__WHAT THE EXERCISE ASKS__: All lines holding the string "chvíli" are to be shown.
++++++++++++++++++++
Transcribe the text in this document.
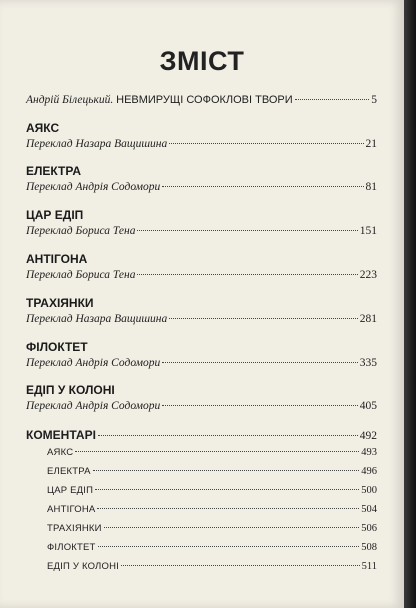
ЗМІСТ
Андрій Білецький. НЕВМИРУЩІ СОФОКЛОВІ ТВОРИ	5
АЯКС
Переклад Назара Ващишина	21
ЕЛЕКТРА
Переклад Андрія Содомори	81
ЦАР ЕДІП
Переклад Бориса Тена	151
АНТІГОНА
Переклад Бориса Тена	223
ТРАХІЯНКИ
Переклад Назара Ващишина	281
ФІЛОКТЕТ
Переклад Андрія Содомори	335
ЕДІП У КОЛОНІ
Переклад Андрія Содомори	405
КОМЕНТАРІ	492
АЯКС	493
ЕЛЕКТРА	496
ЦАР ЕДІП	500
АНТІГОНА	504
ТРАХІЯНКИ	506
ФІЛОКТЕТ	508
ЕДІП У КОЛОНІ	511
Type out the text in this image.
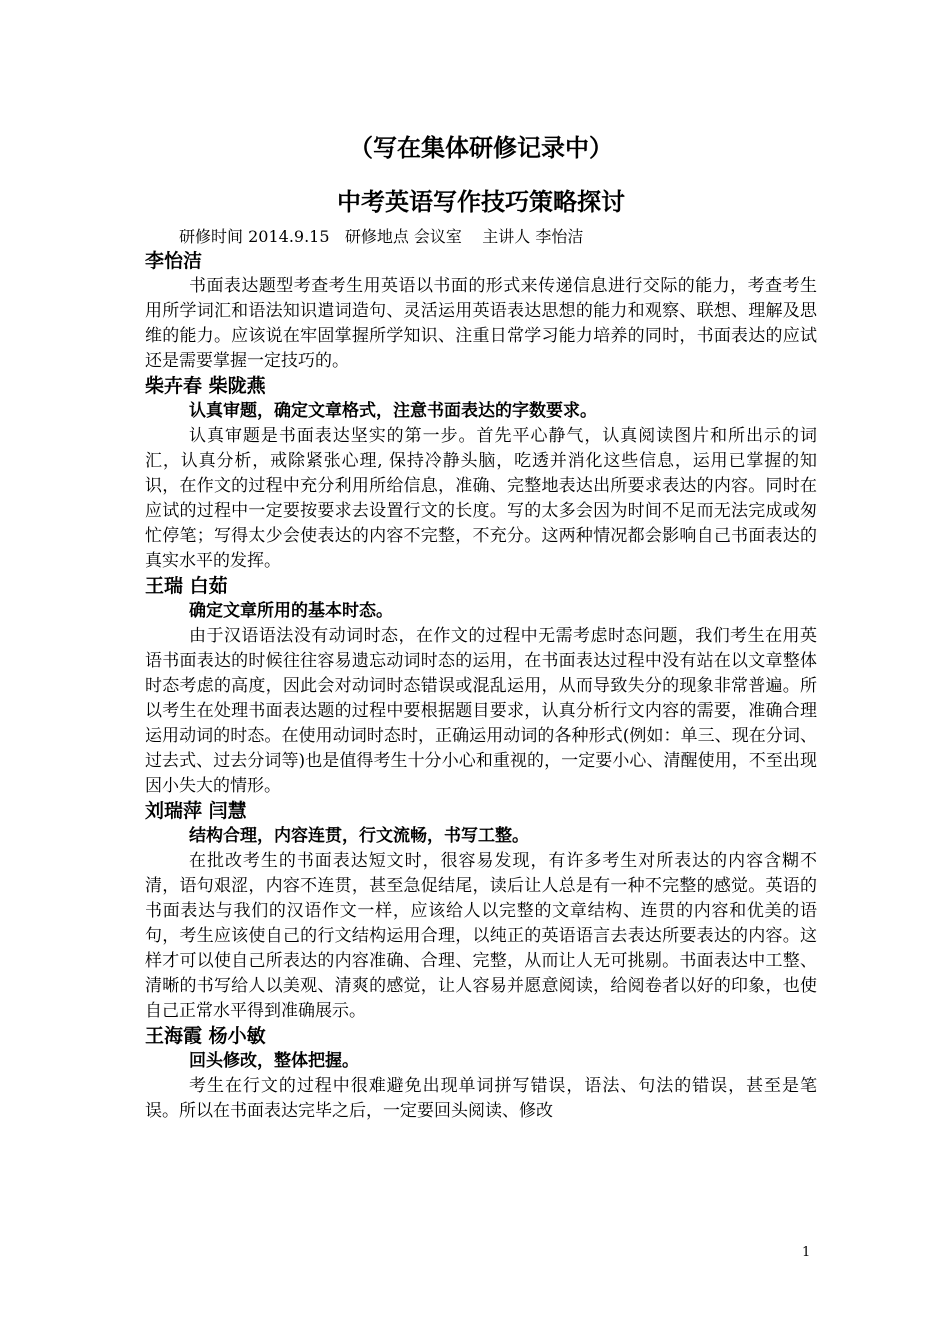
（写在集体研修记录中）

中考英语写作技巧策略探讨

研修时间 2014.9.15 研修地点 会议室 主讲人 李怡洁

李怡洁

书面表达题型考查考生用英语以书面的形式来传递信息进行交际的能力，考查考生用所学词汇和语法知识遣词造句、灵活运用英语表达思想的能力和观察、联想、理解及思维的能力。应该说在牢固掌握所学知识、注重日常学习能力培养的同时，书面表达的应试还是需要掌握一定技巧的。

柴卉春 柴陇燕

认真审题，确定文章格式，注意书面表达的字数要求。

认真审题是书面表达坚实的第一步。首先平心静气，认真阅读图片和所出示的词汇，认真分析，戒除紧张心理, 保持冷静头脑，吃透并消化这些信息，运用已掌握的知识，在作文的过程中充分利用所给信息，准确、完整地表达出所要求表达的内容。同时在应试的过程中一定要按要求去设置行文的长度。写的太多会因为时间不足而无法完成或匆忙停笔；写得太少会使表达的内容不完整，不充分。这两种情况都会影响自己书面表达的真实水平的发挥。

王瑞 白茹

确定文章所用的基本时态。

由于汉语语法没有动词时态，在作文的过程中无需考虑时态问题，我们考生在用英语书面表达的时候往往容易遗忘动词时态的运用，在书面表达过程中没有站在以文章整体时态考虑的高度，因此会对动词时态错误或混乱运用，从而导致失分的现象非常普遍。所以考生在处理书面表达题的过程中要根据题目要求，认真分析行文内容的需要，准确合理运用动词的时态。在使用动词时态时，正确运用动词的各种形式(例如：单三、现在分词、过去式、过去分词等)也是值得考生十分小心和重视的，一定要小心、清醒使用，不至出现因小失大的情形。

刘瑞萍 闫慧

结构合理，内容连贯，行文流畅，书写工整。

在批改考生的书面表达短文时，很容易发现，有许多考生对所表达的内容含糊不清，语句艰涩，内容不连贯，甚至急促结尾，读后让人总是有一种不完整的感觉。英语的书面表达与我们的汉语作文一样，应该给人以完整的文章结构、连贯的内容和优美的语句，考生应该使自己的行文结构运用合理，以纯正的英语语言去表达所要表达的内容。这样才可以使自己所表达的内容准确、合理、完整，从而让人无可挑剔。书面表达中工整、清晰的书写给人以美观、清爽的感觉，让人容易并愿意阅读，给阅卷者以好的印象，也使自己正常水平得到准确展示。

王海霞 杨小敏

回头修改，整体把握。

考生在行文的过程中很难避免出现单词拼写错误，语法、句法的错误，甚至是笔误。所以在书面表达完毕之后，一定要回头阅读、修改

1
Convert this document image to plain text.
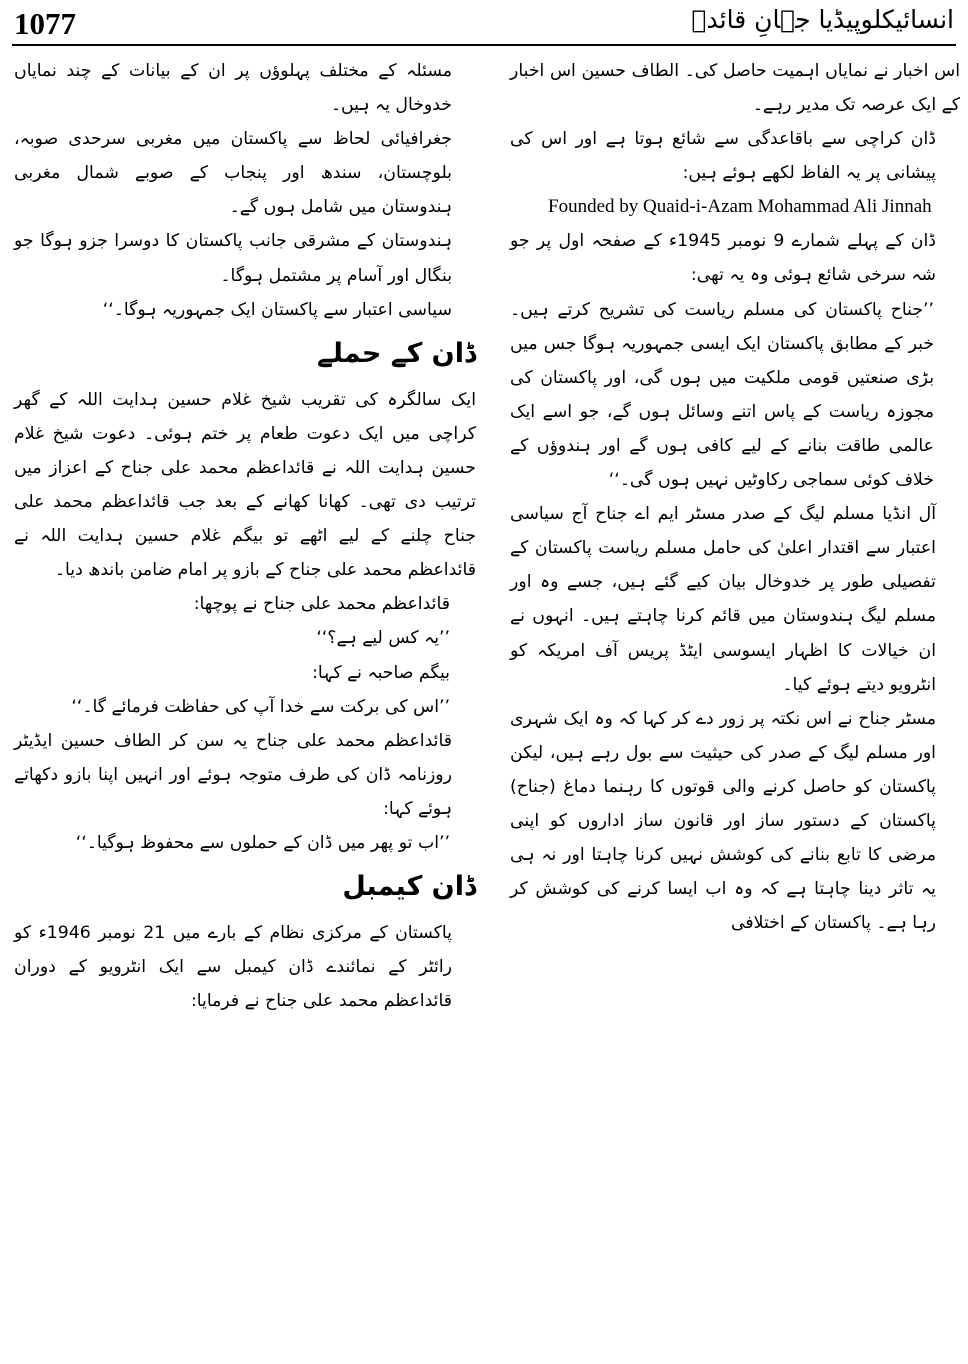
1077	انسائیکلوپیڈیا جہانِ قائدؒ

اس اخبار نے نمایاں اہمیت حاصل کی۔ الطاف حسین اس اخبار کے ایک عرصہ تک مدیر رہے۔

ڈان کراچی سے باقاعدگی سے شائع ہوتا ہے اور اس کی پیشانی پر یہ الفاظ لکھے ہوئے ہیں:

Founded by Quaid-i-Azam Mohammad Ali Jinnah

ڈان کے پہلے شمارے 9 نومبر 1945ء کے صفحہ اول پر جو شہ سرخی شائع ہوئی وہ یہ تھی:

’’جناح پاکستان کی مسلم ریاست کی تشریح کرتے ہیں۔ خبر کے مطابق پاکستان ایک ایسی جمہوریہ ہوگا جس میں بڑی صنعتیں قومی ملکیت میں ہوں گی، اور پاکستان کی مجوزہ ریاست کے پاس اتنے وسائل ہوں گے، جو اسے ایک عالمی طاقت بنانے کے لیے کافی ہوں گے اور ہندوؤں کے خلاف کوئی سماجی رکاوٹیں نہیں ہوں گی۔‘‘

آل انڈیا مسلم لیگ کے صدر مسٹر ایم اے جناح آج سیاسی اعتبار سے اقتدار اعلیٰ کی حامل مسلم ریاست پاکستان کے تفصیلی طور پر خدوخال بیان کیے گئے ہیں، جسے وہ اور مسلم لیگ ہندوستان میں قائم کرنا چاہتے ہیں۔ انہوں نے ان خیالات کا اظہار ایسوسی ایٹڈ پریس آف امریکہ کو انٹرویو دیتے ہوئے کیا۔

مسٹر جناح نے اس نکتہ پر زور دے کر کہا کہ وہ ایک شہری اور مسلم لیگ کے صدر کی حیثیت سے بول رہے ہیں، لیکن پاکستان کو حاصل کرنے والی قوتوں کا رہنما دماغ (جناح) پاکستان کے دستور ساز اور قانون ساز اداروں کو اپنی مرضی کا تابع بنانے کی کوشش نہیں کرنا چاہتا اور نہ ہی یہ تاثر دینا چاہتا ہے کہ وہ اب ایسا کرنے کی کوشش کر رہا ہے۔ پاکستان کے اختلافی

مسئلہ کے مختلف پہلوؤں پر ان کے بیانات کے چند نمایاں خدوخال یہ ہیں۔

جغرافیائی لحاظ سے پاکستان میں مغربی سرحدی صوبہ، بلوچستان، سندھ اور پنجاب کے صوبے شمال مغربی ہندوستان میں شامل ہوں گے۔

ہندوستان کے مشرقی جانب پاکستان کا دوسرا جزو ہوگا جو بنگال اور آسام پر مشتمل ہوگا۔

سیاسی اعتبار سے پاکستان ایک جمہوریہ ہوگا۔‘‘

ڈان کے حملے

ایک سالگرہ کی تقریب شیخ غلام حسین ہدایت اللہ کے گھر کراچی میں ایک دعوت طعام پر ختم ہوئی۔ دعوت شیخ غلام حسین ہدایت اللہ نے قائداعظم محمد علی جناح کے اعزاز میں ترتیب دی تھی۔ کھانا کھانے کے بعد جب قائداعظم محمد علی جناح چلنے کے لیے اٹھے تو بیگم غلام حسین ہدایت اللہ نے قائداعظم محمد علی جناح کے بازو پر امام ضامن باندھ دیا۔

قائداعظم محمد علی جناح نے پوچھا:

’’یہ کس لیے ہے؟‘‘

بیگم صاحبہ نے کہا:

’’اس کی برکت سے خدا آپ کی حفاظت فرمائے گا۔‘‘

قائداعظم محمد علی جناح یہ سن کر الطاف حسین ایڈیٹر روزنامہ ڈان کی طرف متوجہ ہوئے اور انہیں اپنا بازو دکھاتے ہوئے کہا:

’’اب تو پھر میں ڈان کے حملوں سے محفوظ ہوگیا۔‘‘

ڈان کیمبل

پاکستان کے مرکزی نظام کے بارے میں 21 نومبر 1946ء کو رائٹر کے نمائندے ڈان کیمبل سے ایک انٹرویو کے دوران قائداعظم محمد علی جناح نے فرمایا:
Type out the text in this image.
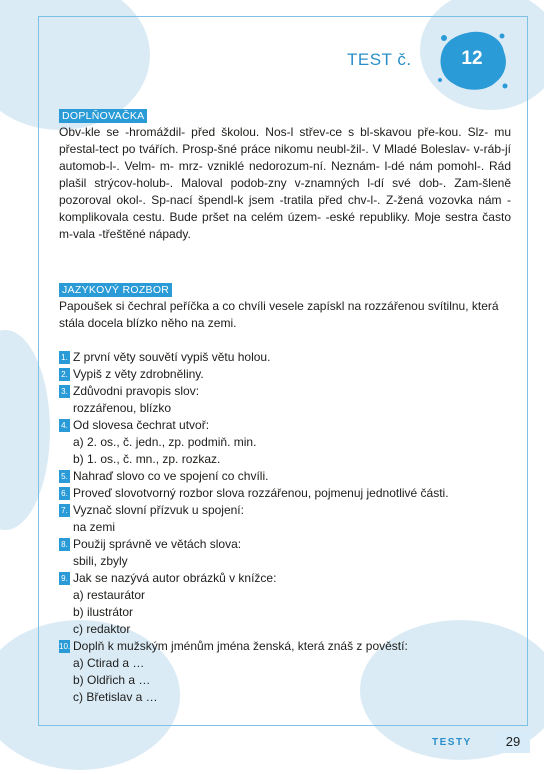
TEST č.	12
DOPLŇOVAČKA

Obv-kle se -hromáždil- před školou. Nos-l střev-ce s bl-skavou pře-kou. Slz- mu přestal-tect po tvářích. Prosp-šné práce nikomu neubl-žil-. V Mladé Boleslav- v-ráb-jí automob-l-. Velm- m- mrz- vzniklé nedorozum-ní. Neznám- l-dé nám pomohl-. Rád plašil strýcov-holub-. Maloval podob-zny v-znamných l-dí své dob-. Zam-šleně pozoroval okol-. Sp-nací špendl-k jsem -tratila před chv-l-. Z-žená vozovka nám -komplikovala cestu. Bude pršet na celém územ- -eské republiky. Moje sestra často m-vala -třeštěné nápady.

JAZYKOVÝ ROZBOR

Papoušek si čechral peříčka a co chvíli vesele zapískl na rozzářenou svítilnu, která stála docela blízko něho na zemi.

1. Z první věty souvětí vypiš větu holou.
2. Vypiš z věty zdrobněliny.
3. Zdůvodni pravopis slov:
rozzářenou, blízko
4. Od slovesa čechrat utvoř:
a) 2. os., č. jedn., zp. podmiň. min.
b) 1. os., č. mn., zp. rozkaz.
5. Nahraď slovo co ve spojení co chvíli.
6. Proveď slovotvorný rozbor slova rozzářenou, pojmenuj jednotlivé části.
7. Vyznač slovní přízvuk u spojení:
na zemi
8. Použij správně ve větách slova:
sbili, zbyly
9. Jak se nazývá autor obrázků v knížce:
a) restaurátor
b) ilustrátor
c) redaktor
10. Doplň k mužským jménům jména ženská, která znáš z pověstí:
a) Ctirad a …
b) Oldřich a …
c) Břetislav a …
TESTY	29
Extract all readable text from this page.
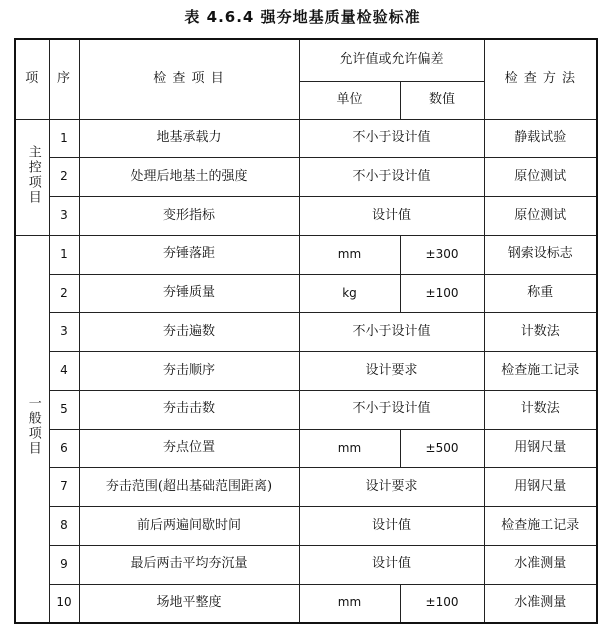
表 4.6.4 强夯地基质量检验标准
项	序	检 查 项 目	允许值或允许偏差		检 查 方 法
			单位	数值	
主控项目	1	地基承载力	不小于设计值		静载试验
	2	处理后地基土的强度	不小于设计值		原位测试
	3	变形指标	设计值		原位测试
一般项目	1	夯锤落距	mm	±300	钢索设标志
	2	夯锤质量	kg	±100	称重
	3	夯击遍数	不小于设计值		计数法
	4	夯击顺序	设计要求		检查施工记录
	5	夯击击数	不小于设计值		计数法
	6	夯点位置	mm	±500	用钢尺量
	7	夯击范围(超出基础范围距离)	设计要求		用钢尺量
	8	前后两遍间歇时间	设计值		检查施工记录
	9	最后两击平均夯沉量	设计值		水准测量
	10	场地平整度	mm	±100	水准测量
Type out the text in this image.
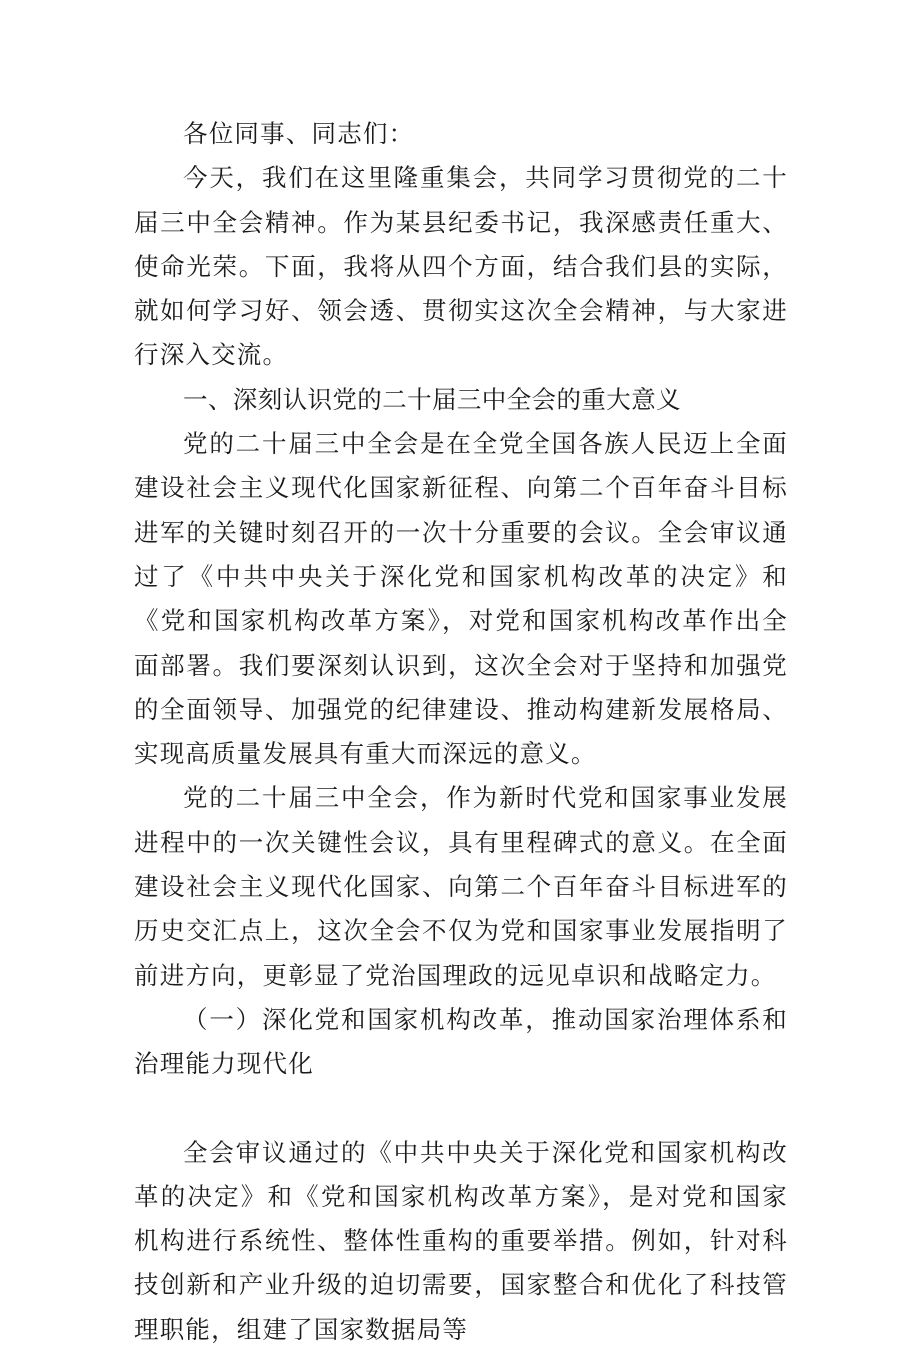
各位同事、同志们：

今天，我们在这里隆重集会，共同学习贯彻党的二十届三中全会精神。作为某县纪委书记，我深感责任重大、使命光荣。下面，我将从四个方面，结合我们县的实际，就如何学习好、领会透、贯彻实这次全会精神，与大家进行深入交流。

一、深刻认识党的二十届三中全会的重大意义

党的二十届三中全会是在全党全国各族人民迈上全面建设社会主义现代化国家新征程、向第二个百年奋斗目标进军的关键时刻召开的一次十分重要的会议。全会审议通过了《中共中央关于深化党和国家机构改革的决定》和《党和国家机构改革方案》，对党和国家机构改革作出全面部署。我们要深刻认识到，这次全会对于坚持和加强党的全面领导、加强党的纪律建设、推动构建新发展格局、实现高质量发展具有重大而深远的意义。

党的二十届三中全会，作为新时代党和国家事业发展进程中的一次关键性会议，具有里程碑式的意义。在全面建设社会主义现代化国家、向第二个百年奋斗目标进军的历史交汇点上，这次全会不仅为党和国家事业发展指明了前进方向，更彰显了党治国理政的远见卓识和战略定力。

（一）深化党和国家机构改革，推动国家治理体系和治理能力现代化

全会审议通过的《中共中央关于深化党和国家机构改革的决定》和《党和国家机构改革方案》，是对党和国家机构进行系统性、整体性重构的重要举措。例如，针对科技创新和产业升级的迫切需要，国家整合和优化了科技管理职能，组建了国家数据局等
++++++++++++++++++++
__RESPONSE TO THIS EXERCISE__:
Papoušek si čechral peříčka a co chvíli vesele zapískl na rozzářenou svítilnu, která stála docela blízko něho na zemi.
5. Nahraď slovo co ve spojení co chvíli.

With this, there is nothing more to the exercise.